**Goal**.
Every entry must be repeated exactly. Exclude all pictures.

○ ○ ○ ○ ○

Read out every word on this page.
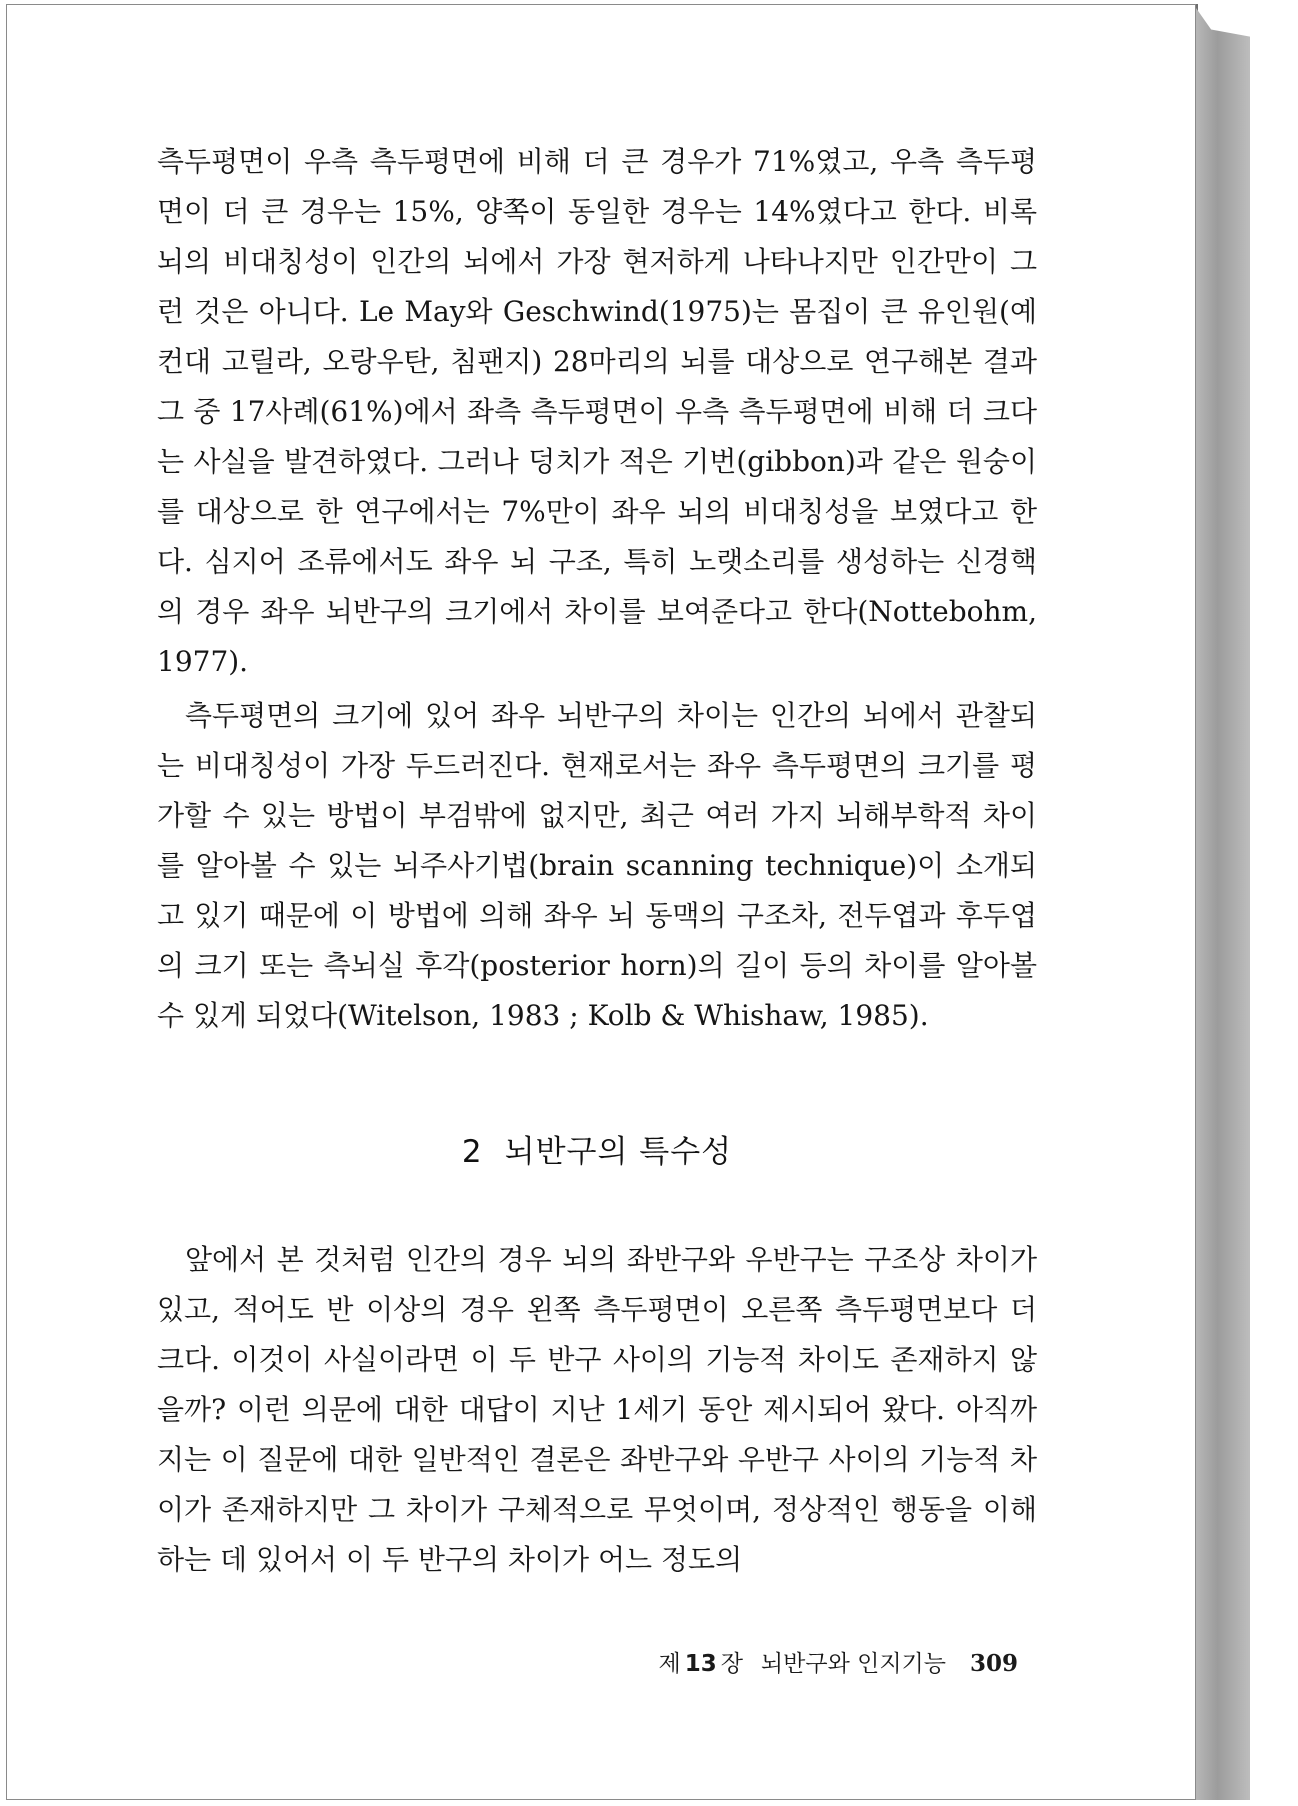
측두평면이 우측 측두평면에 비해 더 큰 경우가 71%였고, 우측 측두평면이 더 큰 경우는 15%, 양쪽이 동일한 경우는 14%였다고 한다. 비록 뇌의 비대칭성이 인간의 뇌에서 가장 현저하게 나타나지만 인간만이 그런 것은 아니다. Le May와 Geschwind(1975)는 몸집이 큰 유인원(예컨대 고릴라, 오랑우탄, 침팬지) 28마리의 뇌를 대상으로 연구해본 결과 그 중 17사례(61%)에서 좌측 측두평면이 우측 측두평면에 비해 더 크다는 사실을 발견하였다. 그러나 덩치가 적은 기번(gibbon)과 같은 원숭이를 대상으로 한 연구에서는 7%만이 좌우 뇌의 비대칭성을 보였다고 한다. 심지어 조류에서도 좌우 뇌 구조, 특히 노랫소리를 생성하는 신경핵의 경우 좌우 뇌반구의 크기에서 차이를 보여준다고 한다(Nottebohm, 1977).

측두평면의 크기에 있어 좌우 뇌반구의 차이는 인간의 뇌에서 관찰되는 비대칭성이 가장 두드러진다. 현재로서는 좌우 측두평면의 크기를 평가할 수 있는 방법이 부검밖에 없지만, 최근 여러 가지 뇌해부학적 차이를 알아볼 수 있는 뇌주사기법(brain scanning technique)이 소개되고 있기 때문에 이 방법에 의해 좌우 뇌 동맥의 구조차, 전두엽과 후두엽의 크기 또는 측뇌실 후각(posterior horn)의 길이 등의 차이를 알아볼 수 있게 되었다(Witelson, 1983 ; Kolb & Whishaw, 1985).

2 뇌반구의 특수성

앞에서 본 것처럼 인간의 경우 뇌의 좌반구와 우반구는 구조상 차이가 있고, 적어도 반 이상의 경우 왼쪽 측두평면이 오른쪽 측두평면보다 더 크다. 이것이 사실이라면 이 두 반구 사이의 기능적 차이도 존재하지 않을까? 이런 의문에 대한 대답이 지난 1세기 동안 제시되어 왔다. 아직까지는 이 질문에 대한 일반적인 결론은 좌반구와 우반구 사이의 기능적 차이가 존재하지만 그 차이가 구체적으로 무엇이며, 정상적인 행동을 이해하는 데 있어서 이 두 반구의 차이가 어느 정도의

제 13 장 뇌반구와 인지기능 309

○ ○ ○ ○ ○

**Expected answer**.
Read out every word on this page.
측두평면이 우측 측두평면에 비해 더 큰 경우가 71%였고, 우측 측두평면이 더 큰 경우는 15%, 양쪽이 동일한 경우는 14%였다고 한다. 비록 뇌의 비대칭성이 인간의 뇌에서 가장 현저하게 나타나지만 인간만이 그런 것은 아니다. Le May와 Geschwind(1975)는 몸집이 큰 유인원(예컨대 고릴라, 오랑우탄, 침팬지) 28마리의 뇌를 대상으로 연구해본 결과 그 중 17사례(61%)에서 좌측 측두평면이 우측 측두평면에 비해 더 크다는 사실을 발견하였다. 그러나 덩치가 적은 기번(gibbon)과 같은 원숭이를 대상으로 한 연구에서는 7%만이 좌우 뇌의 비대칭성을 보였다고 한다. 심지어 조류에서도 좌우 뇌 구조, 특히 노랫소리를 생성하는 신경핵의 경우 좌우 뇌반구의 크기에서 차이를 보여준다고 한다(Nottebohm, 1977).

측두평면의 크기에 있어 좌우 뇌반구의 차이는 인간의 뇌에서 관찰되는 비대칭성이 가장 두드러진다. 현재로서는 좌우 측두평면의 크기를 평가할 수 있는 방법이 부검밖에 없지만, 최근 여러 가지 뇌해부학적 차이를 알아볼 수 있는 뇌주사기법(brain scanning technique)이 소개되고 있기 때문에 이 방법에 의해 좌우 뇌 동맥의 구조차, 전두엽과 후두엽의 크기 또는 측뇌실 후각(posterior horn)의 길이 등의 차이를 알아볼 수 있게 되었다(Witelson, 1983 ; Kolb & Whishaw, 1985).

2 뇌반구의 특수성

앞에서 본 것처럼 인간의 경우 뇌의 좌반구와 우반구는 구조상 차이가 있고, 적어도 반 이상의 경우 왼쪽 측두평면이 오른쪽 측두평면보다 더 크다. 이것이 사실이라면 이 두 반구 사이의 기능적 차이도 존재하지 않을까? 이런 의문에 대한 대답이 지난 1세기 동안 제시되어 왔다. 아직까지는 이 질문에 대한 일반적인 결론은 좌반구와 우반구 사이의 기능적 차이가 존재하지만 그 차이가 구체적으로 무엇이며, 정상적인 행동을 이해하는 데 있어서 이 두 반구의 차이가 어느 정도의

제 13 장 뇌반구와 인지기능 309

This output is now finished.